### Your objective:
Copy nothing but the text: repeat each entry exactly and drop the images.
## begin Data rows
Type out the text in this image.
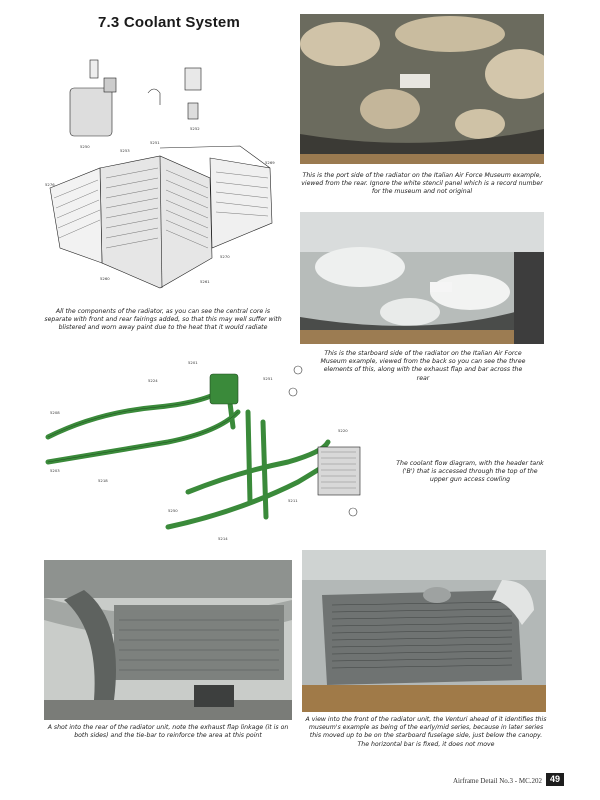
7.3 Coolant System
5250
5253
5252
5276
5251
5269
5270
5261
5260
All the components of the radiator, as you can see the central core is separate with front and rear fairings added, so that this may well suffer with blistered and worn away paint due to the heat that it would radiate
This is the port side of the radiator on the Italian Air Force Museum example, viewed from the rear. Ignore the white stencil panel which is a record number for the museum and not original
This is the starboard side of the radiator on the Italian Air Force Museum example, viewed from the back so you can see the three elements of this, along with the exhaust flap and bar across the rear
5201
5224	5251
5208
5203
5218
5250
5214
5211
5220
The coolant flow diagram, with the header tank ('B') that is accessed through the top of the upper gun access cowling
A shot into the rear of the radiator unit, note the exhaust flap linkage (it is on both sides) and the tie-bar to reinforce the area at this point
A view into the front of the radiator unit, the Venturi ahead of it identifies this museum's example as being of the early/mid series, because in later series this moved up to be on the starboard fuselage side, just below the canopy. The horizontal bar is fixed, it does not move
Airframe Detail No.3 - MC.202 49
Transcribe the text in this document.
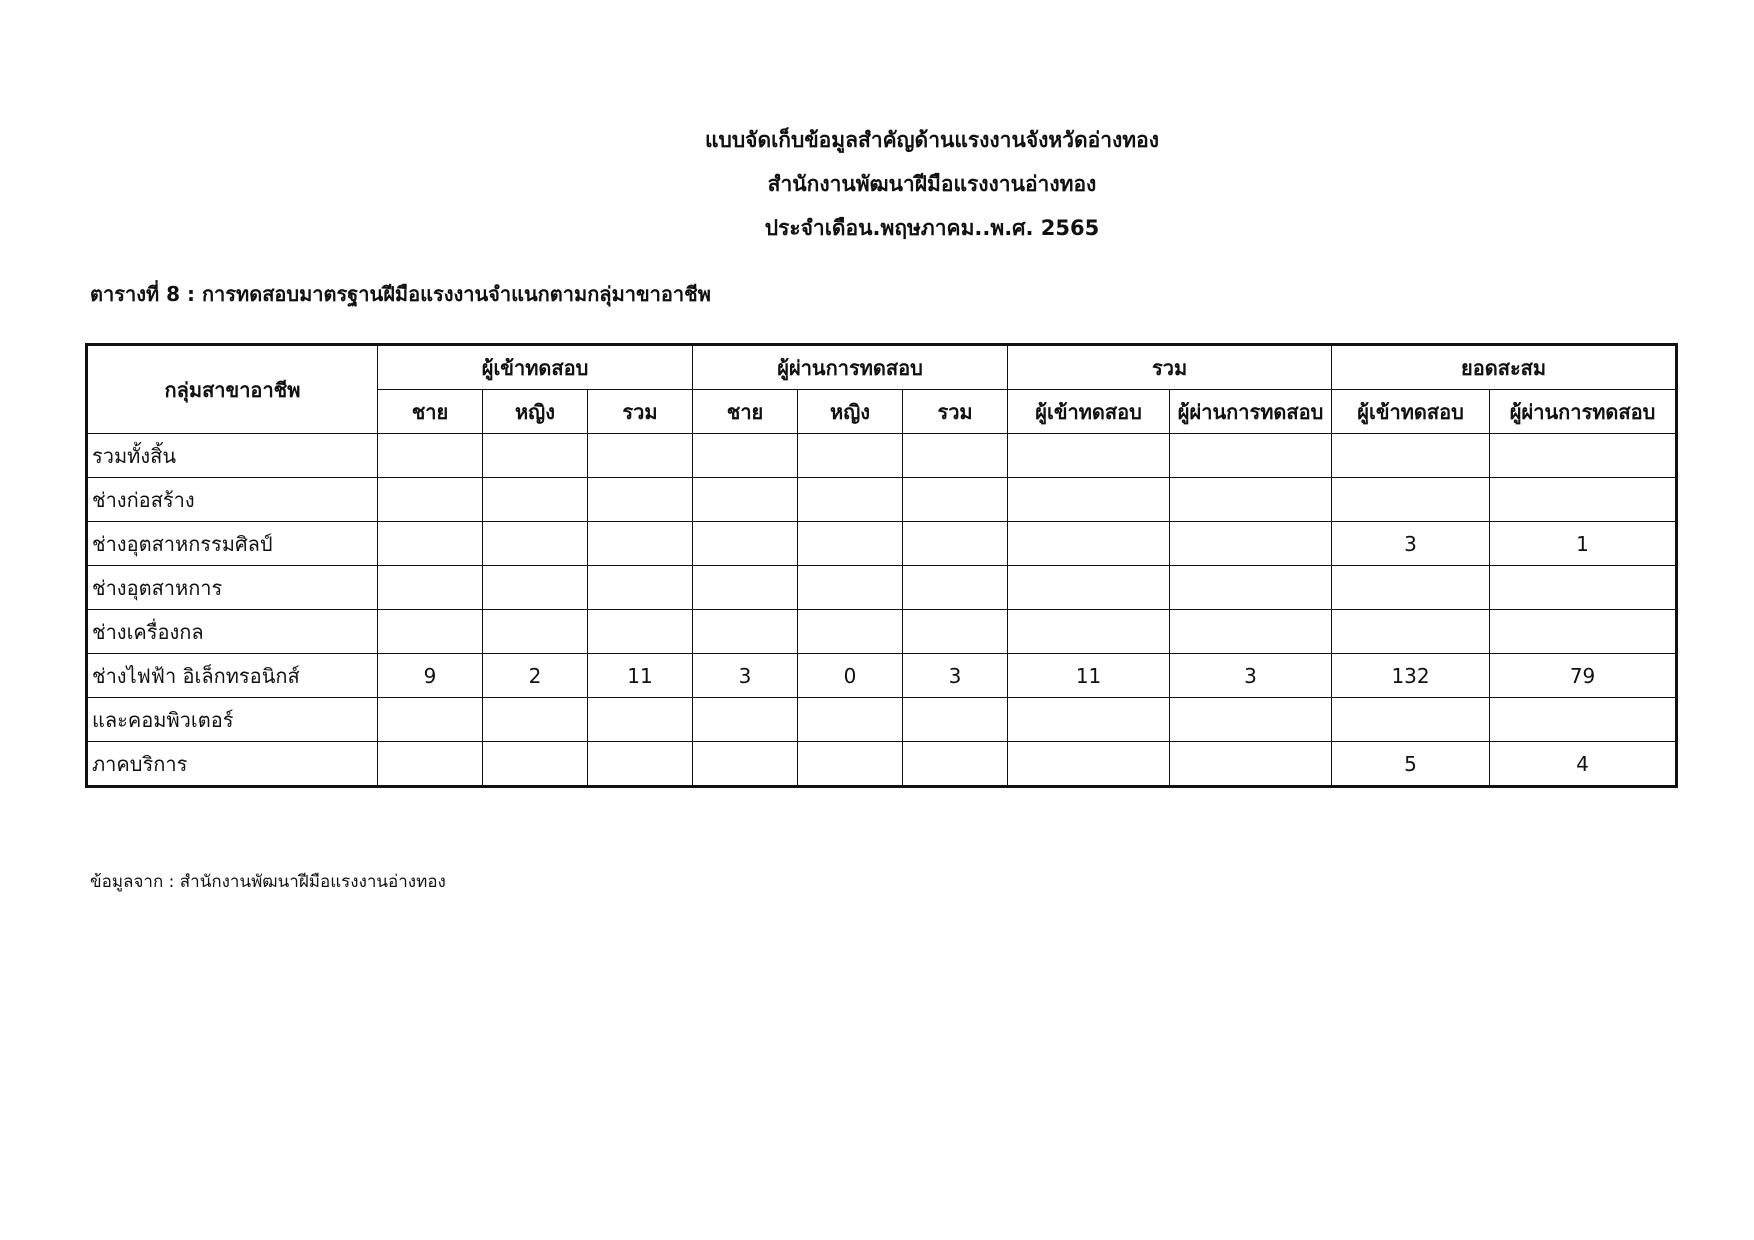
แบบจัดเก็บข้อมูลสำคัญด้านแรงงานจังหวัดอ่างทอง
สำนักงานพัฒนาฝีมือแรงงานอ่างทอง
ประจำเดือน.พฤษภาคม..พ.ศ. 2565
ตารางที่ 8 : การทดสอบมาตรฐานฝีมือแรงงานจำแนกตามกลุ่มาขาอาชีพ
กลุ่มสาขาอาชีพ	ผู้เข้าทดสอบ			ผู้ผ่านการทดสอบ			รวม		ยอดสะสม	
	ชาย	หญิง	รวม	ชาย	หญิง	รวม	ผู้เข้าทดสอบ	ผู้ผ่านการทดสอบ	ผู้เข้าทดสอบ	ผู้ผ่านการทดสอบ
รวมทั้งสิ้น										
ช่างก่อสร้าง										
ช่างอุตสาหกรรมศิลป์									3	1
ช่างอุตสาหการ										
ช่างเครื่องกล										
ช่างไฟฟ้า อิเล็กทรอนิกส์	9	2	11	3	0	3	11	3	132	79
และคอมพิวเตอร์										
ภาคบริการ									5	4
ข้อมูลจาก : สำนักงานพัฒนาฝีมือแรงงานอ่างทอง
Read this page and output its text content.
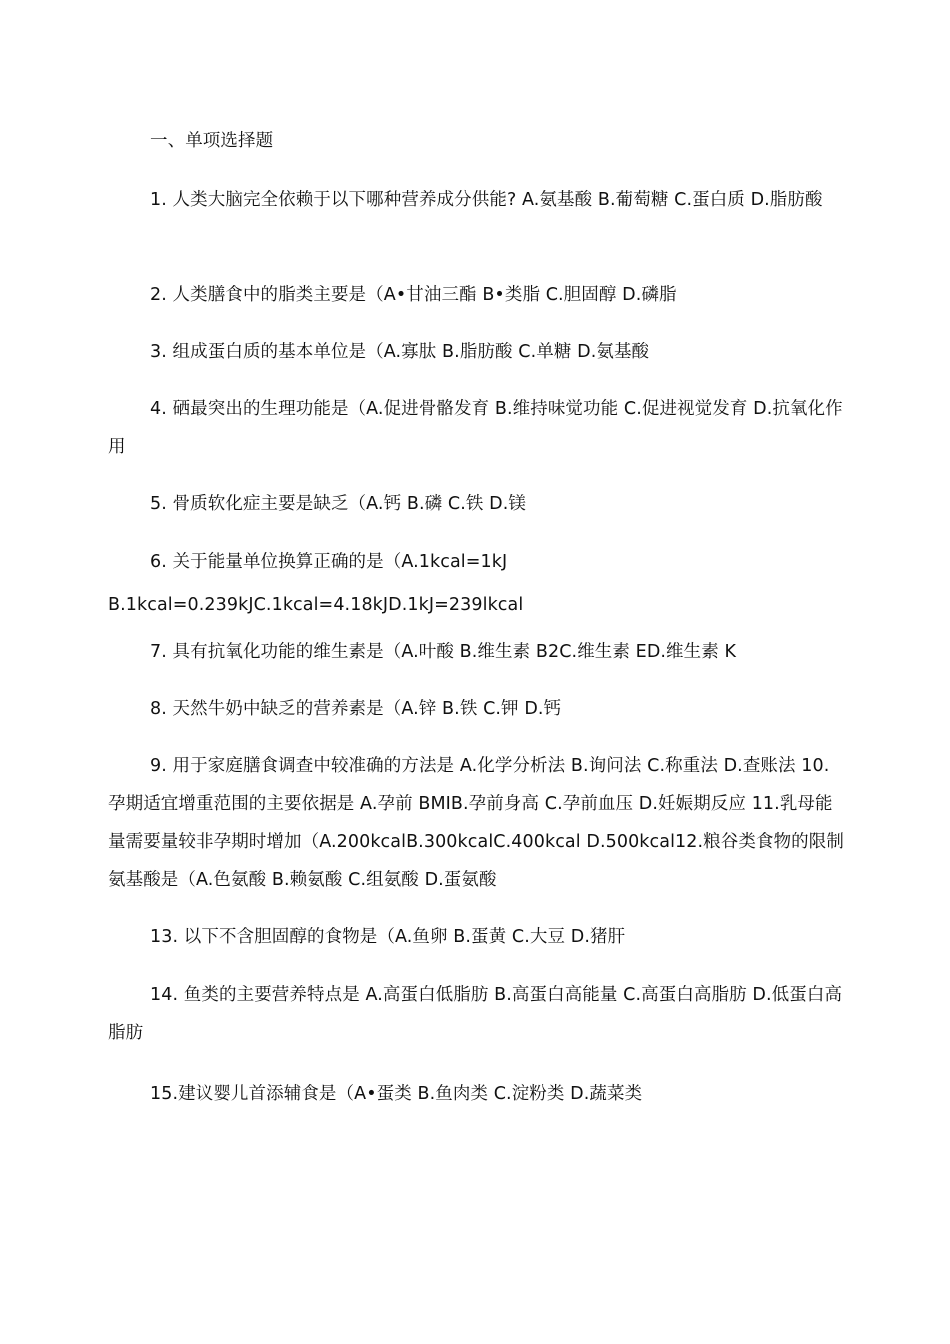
一、单项选择题
1. 人类大脑完全依赖于以下哪种营养成分供能? A.氨基酸 B.葡萄糖 C.蛋白质 D.脂肪酸
2. 人类膳食中的脂类主要是（A•甘油三酯 B•类脂 C.胆固醇 D.磷脂
3. 组成蛋白质的基本单位是（A.寡肽 B.脂肪酸 C.单糖 D.氨基酸
4. 硒最突出的生理功能是（A.促进骨骼发育 B.维持味觉功能 C.促进视觉发育 D.抗氧化作用
5. 骨质软化症主要是缺乏（A.钙 B.磷 C.铁 D.镁
6. 关于能量单位换算正确的是（A.1kcal=1kJ
B.1kcal=0.239kJC.1kcal=4.18kJD.1kJ=239lkcal
7. 具有抗氧化功能的维生素是（A.叶酸 B.维生素 B2C.维生素 ED.维生素 K
8. 天然牛奶中缺乏的营养素是（A.锌 B.铁 C.钾 D.钙
9. 用于家庭膳食调查中较准确的方法是 A.化学分析法 B.询问法 C.称重法 D.查账法 10.孕期适宜增重范围的主要依据是 A.孕前 BMIB.孕前身高 C.孕前血压 D.妊娠期反应 11.乳母能量需要量较非孕期时增加（A.200kcalB.300kcalC.400kcal D.500kcal12.粮谷类食物的限制氨基酸是（A.色氨酸 B.赖氨酸 C.组氨酸 D.蛋氨酸
13. 以下不含胆固醇的食物是（A.鱼卵 B.蛋黄 C.大豆 D.猪肝
14. 鱼类的主要营养特点是 A.高蛋白低脂肪 B.高蛋白高能量 C.高蛋白高脂肪 D.低蛋白高脂肪
15.建议婴儿首添辅食是（A•蛋类 B.鱼肉类 C.淀粉类 D.蔬菜类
## end Data rows
### Expected output:
Type out the text in this image.
7.3 Coolant System
5250
5253
5252
5276
5251
5269
5270
5261
5260
All the components of the radiator, as you can see the central core is separate with front and rear fairings added, so that this may well suffer with blistered and worn away paint due to the heat that it would radiate
This is the port side of the radiator on the Italian Air Force Museum example, viewed from the rear. Ignore the white stencil panel which is a record number for the museum and not original
This is the starboard side of the radiator on the Italian Air Force Museum example, viewed from the back so you can see the three elements of this, along with the exhaust flap and bar across the rear
5201
5224	5251
5208
5203
5218
5250
5214
5211
5220
The coolant flow diagram, with the header tank ('B') that is accessed through the top of the upper gun access cowling
A shot into the rear of the radiator unit, note the exhaust flap linkage (it is on both sides) and the tie-bar to reinforce the area at this point
A view into the front of the radiator unit, the Venturi ahead of it identifies this museum's example as being of the early/mid series, because in later series this moved up to be on the starboard fuselage side, just below the canopy. The horizontal bar is fixed, it does not move
Airframe Detail No.3 - MC.202 49
Transcribe the text in this document.
แบบจัดเก็บข้อมูลสำคัญด้านแรงงานจังหวัดอ่างทอง
สำนักงานพัฒนาฝีมือแรงงานอ่างทอง
ประจำเดือน.พฤษภาคม..พ.ศ. 2565
ตารางที่ 8 : การทดสอบมาตรฐานฝีมือแรงงานจำแนกตามกลุ่มาขาอาชีพ
กลุ่มสาขาอาชีพ	ผู้เข้าทดสอบ			ผู้ผ่านการทดสอบ			รวม		ยอดสะสม	
	ชาย	หญิง	รวม	ชาย	หญิง	รวม	ผู้เข้าทดสอบ	ผู้ผ่านการทดสอบ	ผู้เข้าทดสอบ	ผู้ผ่านการทดสอบ
รวมทั้งสิ้น										
ช่างก่อสร้าง										
ช่างอุตสาหกรรมศิลป์									3	1
ช่างอุตสาหการ										
ช่างเครื่องกล										
ช่างไฟฟ้า อิเล็กทรอนิกส์	9	2	11	3	0	3	11	3	132	79
และคอมพิวเตอร์										
ภาคบริการ									5	4
ข้อมูลจาก : สำนักงานพัฒนาฝีมือแรงงานอ่างทอง
Read this page and output its text content.
一、单项选择题
1. 人类大脑完全依赖于以下哪种营养成分供能? A.氨基酸 B.葡萄糖 C.蛋白质 D.脂肪酸
2. 人类膳食中的脂类主要是（A•甘油三酯 B•类脂 C.胆固醇 D.磷脂
3. 组成蛋白质的基本单位是（A.寡肽 B.脂肪酸 C.单糖 D.氨基酸
4. 硒最突出的生理功能是（A.促进骨骼发育 B.维持味觉功能 C.促进视觉发育 D.抗氧化作用
5. 骨质软化症主要是缺乏（A.钙 B.磷 C.铁 D.镁
6. 关于能量单位换算正确的是（A.1kcal=1kJ
B.1kcal=0.239kJC.1kcal=4.18kJD.1kJ=239lkcal
7. 具有抗氧化功能的维生素是（A.叶酸 B.维生素 B2C.维生素 ED.维生素 K
8. 天然牛奶中缺乏的营养素是（A.锌 B.铁 C.钾 D.钙
9. 用于家庭膳食调查中较准确的方法是 A.化学分析法 B.询问法 C.称重法 D.查账法 10.孕期适宜增重范围的主要依据是 A.孕前 BMIB.孕前身高 C.孕前血压 D.妊娠期反应 11.乳母能量需要量较非孕期时增加（A.200kcalB.300kcalC.400kcal D.500kcal12.粮谷类食物的限制氨基酸是（A.色氨酸 B.赖氨酸 C.组氨酸 D.蛋氨酸
13. 以下不含胆固醇的食物是（A.鱼卵 B.蛋黄 C.大豆 D.猪肝
14. 鱼类的主要营养特点是 A.高蛋白低脂肪 B.高蛋白高能量 C.高蛋白高脂肪 D.低蛋白高脂肪
15.建议婴儿首添辅食是（A•蛋类 B.鱼肉类 C.淀粉类 D.蔬菜类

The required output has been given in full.